## START

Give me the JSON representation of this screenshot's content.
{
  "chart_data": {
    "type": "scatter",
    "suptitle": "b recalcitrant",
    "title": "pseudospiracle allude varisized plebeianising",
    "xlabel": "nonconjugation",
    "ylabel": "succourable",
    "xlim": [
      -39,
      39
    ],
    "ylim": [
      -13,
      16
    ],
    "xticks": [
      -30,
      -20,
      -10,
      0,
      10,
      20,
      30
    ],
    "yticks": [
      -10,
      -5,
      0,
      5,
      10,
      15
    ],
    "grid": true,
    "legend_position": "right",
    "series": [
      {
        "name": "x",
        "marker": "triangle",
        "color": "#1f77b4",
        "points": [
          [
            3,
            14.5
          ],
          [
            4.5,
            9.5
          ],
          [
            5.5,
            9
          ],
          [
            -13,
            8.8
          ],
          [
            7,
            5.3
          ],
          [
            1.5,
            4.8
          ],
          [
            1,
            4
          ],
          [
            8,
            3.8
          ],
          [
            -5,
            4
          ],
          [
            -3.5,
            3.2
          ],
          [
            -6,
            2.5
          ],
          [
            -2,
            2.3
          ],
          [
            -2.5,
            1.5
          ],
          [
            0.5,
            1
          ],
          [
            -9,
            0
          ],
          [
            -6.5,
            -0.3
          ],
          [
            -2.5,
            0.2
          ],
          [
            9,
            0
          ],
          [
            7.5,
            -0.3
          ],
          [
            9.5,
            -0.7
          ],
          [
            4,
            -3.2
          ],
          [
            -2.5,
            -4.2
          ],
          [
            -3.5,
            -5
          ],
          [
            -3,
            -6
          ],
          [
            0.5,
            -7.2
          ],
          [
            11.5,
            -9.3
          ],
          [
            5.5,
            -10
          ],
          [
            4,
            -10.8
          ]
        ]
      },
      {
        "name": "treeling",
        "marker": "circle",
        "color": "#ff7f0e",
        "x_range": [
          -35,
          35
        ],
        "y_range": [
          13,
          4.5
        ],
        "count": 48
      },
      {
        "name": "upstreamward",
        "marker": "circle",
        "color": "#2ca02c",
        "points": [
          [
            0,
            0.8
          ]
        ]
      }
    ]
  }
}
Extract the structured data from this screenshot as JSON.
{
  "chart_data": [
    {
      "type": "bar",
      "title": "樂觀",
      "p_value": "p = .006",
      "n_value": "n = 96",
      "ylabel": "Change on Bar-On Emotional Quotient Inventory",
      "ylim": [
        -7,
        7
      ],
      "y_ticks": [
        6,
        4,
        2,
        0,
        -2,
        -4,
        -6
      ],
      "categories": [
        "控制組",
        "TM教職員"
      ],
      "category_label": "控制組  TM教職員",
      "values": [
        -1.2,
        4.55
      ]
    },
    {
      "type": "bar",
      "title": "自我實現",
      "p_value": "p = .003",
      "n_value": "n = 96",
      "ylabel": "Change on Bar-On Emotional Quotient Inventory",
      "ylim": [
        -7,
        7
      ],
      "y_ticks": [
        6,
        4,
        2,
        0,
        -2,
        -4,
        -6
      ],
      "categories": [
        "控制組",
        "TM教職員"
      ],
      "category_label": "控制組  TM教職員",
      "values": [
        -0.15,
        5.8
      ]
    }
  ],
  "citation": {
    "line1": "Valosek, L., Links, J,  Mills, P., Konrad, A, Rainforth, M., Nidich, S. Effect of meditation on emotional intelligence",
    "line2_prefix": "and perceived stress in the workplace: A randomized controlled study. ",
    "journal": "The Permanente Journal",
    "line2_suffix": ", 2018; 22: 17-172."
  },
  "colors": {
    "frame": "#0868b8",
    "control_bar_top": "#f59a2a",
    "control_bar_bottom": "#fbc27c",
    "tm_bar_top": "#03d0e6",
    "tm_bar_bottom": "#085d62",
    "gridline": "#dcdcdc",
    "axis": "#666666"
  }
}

## END

• [Exercise brief] Write an exact transcription of every entry above.

• [Correct answer]
Give me the JSON representation of this screenshot's content.
{
  "chart_data": {
    "type": "scatter",
    "suptitle": "b recalcitrant",
    "title": "pseudospiracle allude varisized plebeianising",
    "xlabel": "nonconjugation",
    "ylabel": "succourable",
    "xlim": [
      -39,
      39
    ],
    "ylim": [
      -13,
      16
    ],
    "xticks": [
      -30,
      -20,
      -10,
      0,
      10,
      20,
      30
    ],
    "yticks": [
      -10,
      -5,
      0,
      5,
      10,
      15
    ],
    "grid": true,
    "legend_position": "right",
    "series": [
      {
        "name": "x",
        "marker": "triangle",
        "color": "#1f77b4",
        "points": [
          [
            3,
            14.5
          ],
          [
            4.5,
            9.5
          ],
          [
            5.5,
            9
          ],
          [
            -13,
            8.8
          ],
          [
            7,
            5.3
          ],
          [
            1.5,
            4.8
          ],
          [
            1,
            4
          ],
          [
            8,
            3.8
          ],
          [
            -5,
            4
          ],
          [
            -3.5,
            3.2
          ],
          [
            -6,
            2.5
          ],
          [
            -2,
            2.3
          ],
          [
            -2.5,
            1.5
          ],
          [
            0.5,
            1
          ],
          [
            -9,
            0
          ],
          [
            -6.5,
            -0.3
          ],
          [
            -2.5,
            0.2
          ],
          [
            9,
            0
          ],
          [
            7.5,
            -0.3
          ],
          [
            9.5,
            -0.7
          ],
          [
            4,
            -3.2
          ],
          [
            -2.5,
            -4.2
          ],
          [
            -3.5,
            -5
          ],
          [
            -3,
            -6
          ],
          [
            0.5,
            -7.2
          ],
          [
            11.5,
            -9.3
          ],
          [
            5.5,
            -10
          ],
          [
            4,
            -10.8
          ]
        ]
      },
      {
        "name": "treeling",
        "marker": "circle",
        "color": "#ff7f0e",
        "x_range": [
          -35,
          35
        ],
        "y_range": [
          13,
          4.5
        ],
        "count": 48
      },
      {
        "name": "upstreamward",
        "marker": "circle",
        "color": "#2ca02c",
        "points": [
          [
            0,
            0.8
          ]
        ]
      }
    ]
  }
}
Extract the structured data from this screenshot as JSON.
{
  "chart_data": [
    {
      "type": "bar",
      "title": "樂觀",
      "p_value": "p = .006",
      "n_value": "n = 96",
      "ylabel": "Change on Bar-On Emotional Quotient Inventory",
      "ylim": [
        -7,
        7
      ],
      "y_ticks": [
        6,
        4,
        2,
        0,
        -2,
        -4,
        -6
      ],
      "categories": [
        "控制組",
        "TM教職員"
      ],
      "category_label": "控制組  TM教職員",
      "values": [
        -1.2,
        4.55
      ]
    },
    {
      "type": "bar",
      "title": "自我實現",
      "p_value": "p = .003",
      "n_value": "n = 96",
      "ylabel": "Change on Bar-On Emotional Quotient Inventory",
      "ylim": [
        -7,
        7
      ],
      "y_ticks": [
        6,
        4,
        2,
        0,
        -2,
        -4,
        -6
      ],
      "categories": [
        "控制組",
        "TM教職員"
      ],
      "category_label": "控制組  TM教職員",
      "values": [
        -0.15,
        5.8
      ]
    }
  ],
  "citation": {
    "line1": "Valosek, L., Links, J,  Mills, P., Konrad, A, Rainforth, M., Nidich, S. Effect of meditation on emotional intelligence",
    "line2_prefix": "and perceived stress in the workplace: A randomized controlled study. ",
    "journal": "The Permanente Journal",
    "line2_suffix": ", 2018; 22: 17-172."
  },
  "colors": {
    "frame": "#0868b8",
    "control_bar_top": "#f59a2a",
    "control_bar_bottom": "#fbc27c",
    "tm_bar_top": "#03d0e6",
    "tm_bar_bottom": "#085d62",
    "gridline": "#dcdcdc",
    "axis": "#666666"
  }
}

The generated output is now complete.